(Dataset records)
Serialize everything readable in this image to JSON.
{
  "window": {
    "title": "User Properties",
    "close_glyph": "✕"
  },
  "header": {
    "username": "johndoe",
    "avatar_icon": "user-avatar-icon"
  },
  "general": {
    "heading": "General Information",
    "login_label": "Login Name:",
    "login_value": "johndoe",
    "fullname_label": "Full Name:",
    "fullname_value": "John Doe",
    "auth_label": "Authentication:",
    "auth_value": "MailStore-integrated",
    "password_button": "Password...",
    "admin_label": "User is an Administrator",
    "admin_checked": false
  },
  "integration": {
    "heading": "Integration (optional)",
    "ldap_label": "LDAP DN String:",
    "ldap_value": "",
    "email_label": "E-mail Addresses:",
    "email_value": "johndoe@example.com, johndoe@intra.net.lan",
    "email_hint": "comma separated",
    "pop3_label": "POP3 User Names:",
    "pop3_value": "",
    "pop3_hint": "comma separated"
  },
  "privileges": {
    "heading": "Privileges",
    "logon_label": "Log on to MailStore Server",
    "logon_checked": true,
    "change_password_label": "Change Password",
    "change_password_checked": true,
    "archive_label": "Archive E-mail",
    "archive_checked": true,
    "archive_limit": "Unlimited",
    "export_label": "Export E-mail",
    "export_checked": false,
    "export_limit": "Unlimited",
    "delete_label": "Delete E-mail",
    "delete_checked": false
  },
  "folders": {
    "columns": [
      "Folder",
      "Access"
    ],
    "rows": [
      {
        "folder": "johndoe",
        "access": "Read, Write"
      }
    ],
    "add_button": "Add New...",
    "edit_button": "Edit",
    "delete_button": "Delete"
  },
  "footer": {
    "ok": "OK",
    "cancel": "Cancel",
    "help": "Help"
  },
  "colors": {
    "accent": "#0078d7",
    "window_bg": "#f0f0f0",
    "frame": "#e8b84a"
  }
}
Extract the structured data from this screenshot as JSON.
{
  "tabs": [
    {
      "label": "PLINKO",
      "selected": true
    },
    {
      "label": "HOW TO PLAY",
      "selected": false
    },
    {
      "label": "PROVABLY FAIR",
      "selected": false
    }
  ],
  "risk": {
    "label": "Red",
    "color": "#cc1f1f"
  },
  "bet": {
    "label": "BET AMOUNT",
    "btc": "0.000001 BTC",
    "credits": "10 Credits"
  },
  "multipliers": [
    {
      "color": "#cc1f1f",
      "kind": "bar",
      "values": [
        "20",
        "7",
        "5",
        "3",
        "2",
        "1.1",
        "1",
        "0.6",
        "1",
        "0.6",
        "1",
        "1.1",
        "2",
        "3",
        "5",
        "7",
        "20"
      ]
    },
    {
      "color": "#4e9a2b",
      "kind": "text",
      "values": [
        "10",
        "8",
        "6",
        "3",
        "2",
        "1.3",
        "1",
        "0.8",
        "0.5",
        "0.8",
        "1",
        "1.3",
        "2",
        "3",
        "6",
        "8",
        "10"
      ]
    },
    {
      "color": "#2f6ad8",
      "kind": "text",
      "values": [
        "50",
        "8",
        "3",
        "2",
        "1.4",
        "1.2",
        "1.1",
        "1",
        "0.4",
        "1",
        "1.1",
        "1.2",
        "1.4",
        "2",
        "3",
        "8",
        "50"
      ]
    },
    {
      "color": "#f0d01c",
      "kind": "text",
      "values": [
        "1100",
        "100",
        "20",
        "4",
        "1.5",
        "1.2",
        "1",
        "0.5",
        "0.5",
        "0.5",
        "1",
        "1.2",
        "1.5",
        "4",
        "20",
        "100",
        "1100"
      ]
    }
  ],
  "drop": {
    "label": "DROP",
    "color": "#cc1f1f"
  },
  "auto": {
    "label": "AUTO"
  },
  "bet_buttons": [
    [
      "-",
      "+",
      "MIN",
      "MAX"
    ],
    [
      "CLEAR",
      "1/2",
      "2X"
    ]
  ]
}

**TASK DESCRIPTION**
List every line from the entries above in which "johndoe" appears.

**OUTPUT FOR THIS EXERCISE**
    "username": "johndoe",
    "login_value": "johndoe",
    "email_value": "johndoe@example.com, johndoe@intra.net.lan",
        "folder": "johndoe",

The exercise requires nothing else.